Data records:
□ □ □ □ □ □ □

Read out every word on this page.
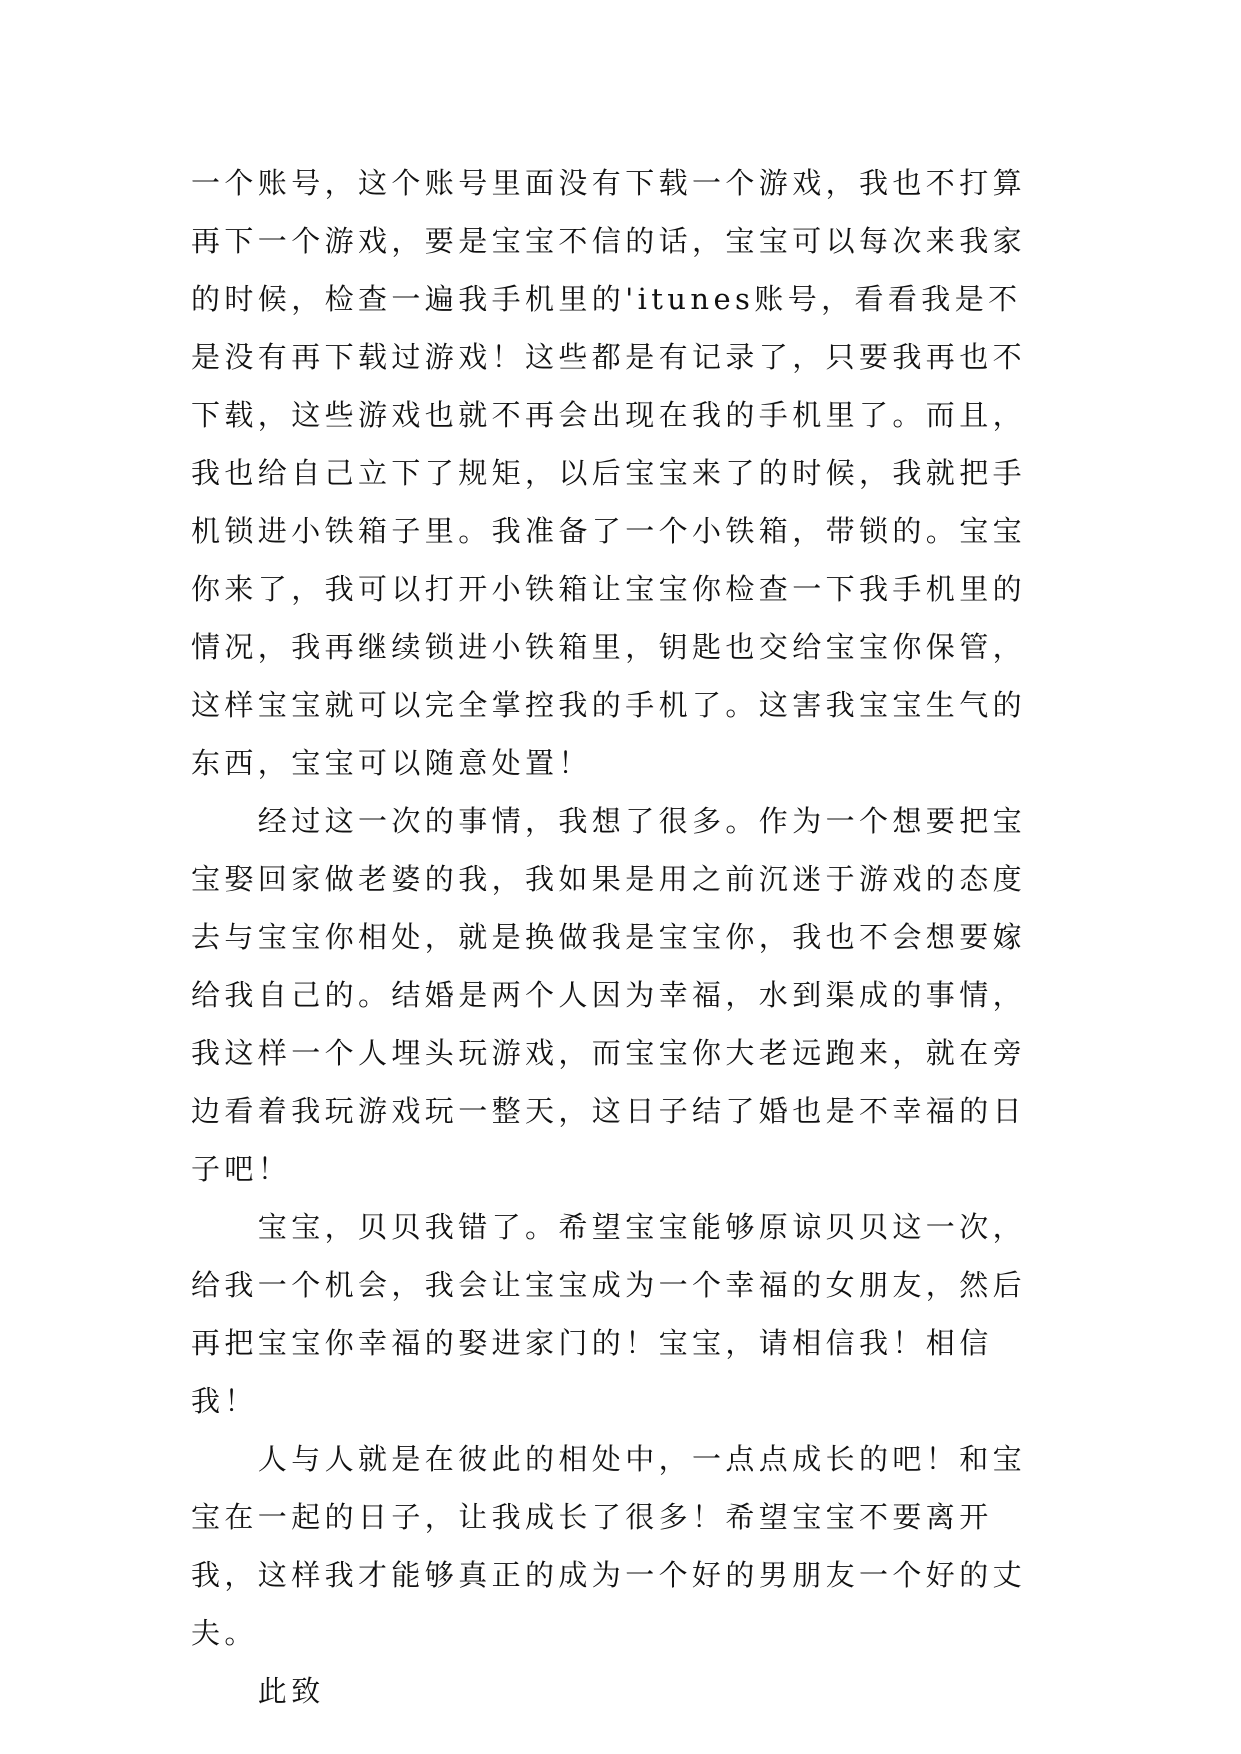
一个账号，这个账号里面没有下载一个游戏，我也不打算再下一个游戏，要是宝宝不信的话，宝宝可以每次来我家的时候，检查一遍我手机里的'itunes账号，看看我是不是没有再下载过游戏！这些都是有记录了，只要我再也不下载，这些游戏也就不再会出现在我的手机里了。而且，我也给自己立下了规矩，以后宝宝来了的时候，我就把手机锁进小铁箱子里。我准备了一个小铁箱，带锁的。宝宝你来了，我可以打开小铁箱让宝宝你检查一下我手机里的情况，我再继续锁进小铁箱里，钥匙也交给宝宝你保管，这样宝宝就可以完全掌控我的手机了。这害我宝宝生气的东西，宝宝可以随意处置！

　　经过这一次的事情，我想了很多。作为一个想要把宝宝娶回家做老婆的我，我如果是用之前沉迷于游戏的态度去与宝宝你相处，就是换做我是宝宝你，我也不会想要嫁给我自己的。结婚是两个人因为幸福，水到渠成的事情，我这样一个人埋头玩游戏，而宝宝你大老远跑来，就在旁边看着我玩游戏玩一整天，这日子结了婚也是不幸福的日子吧！

　　宝宝，贝贝我错了。希望宝宝能够原谅贝贝这一次，给我一个机会，我会让宝宝成为一个幸福的女朋友，然后再把宝宝你幸福的娶进家门的！宝宝，请相信我！相信我！

　　人与人就是在彼此的相处中，一点点成长的吧！和宝宝在一起的日子，让我成长了很多！希望宝宝不要离开我，这样我才能够真正的成为一个好的男朋友一个好的丈夫。

　　此致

□ □ □ □ □ □ □

SHORT PROBLEM -> Pictures excluded, quote all the data above exactly.

COMPLETE ANSWER ->
Read out every word on this page.
一个账号，这个账号里面没有下载一个游戏，我也不打算再下一个游戏，要是宝宝不信的话，宝宝可以每次来我家的时候，检查一遍我手机里的'itunes账号，看看我是不是没有再下载过游戏！这些都是有记录了，只要我再也不下载，这些游戏也就不再会出现在我的手机里了。而且，我也给自己立下了规矩，以后宝宝来了的时候，我就把手机锁进小铁箱子里。我准备了一个小铁箱，带锁的。宝宝你来了，我可以打开小铁箱让宝宝你检查一下我手机里的情况，我再继续锁进小铁箱里，钥匙也交给宝宝你保管，这样宝宝就可以完全掌控我的手机了。这害我宝宝生气的东西，宝宝可以随意处置！

　　经过这一次的事情，我想了很多。作为一个想要把宝宝娶回家做老婆的我，我如果是用之前沉迷于游戏的态度去与宝宝你相处，就是换做我是宝宝你，我也不会想要嫁给我自己的。结婚是两个人因为幸福，水到渠成的事情，我这样一个人埋头玩游戏，而宝宝你大老远跑来，就在旁边看着我玩游戏玩一整天，这日子结了婚也是不幸福的日子吧！

　　宝宝，贝贝我错了。希望宝宝能够原谅贝贝这一次，给我一个机会，我会让宝宝成为一个幸福的女朋友，然后再把宝宝你幸福的娶进家门的！宝宝，请相信我！相信我！

　　人与人就是在彼此的相处中，一点点成长的吧！和宝宝在一起的日子，让我成长了很多！希望宝宝不要离开我，这样我才能够真正的成为一个好的男朋友一个好的丈夫。

　　此致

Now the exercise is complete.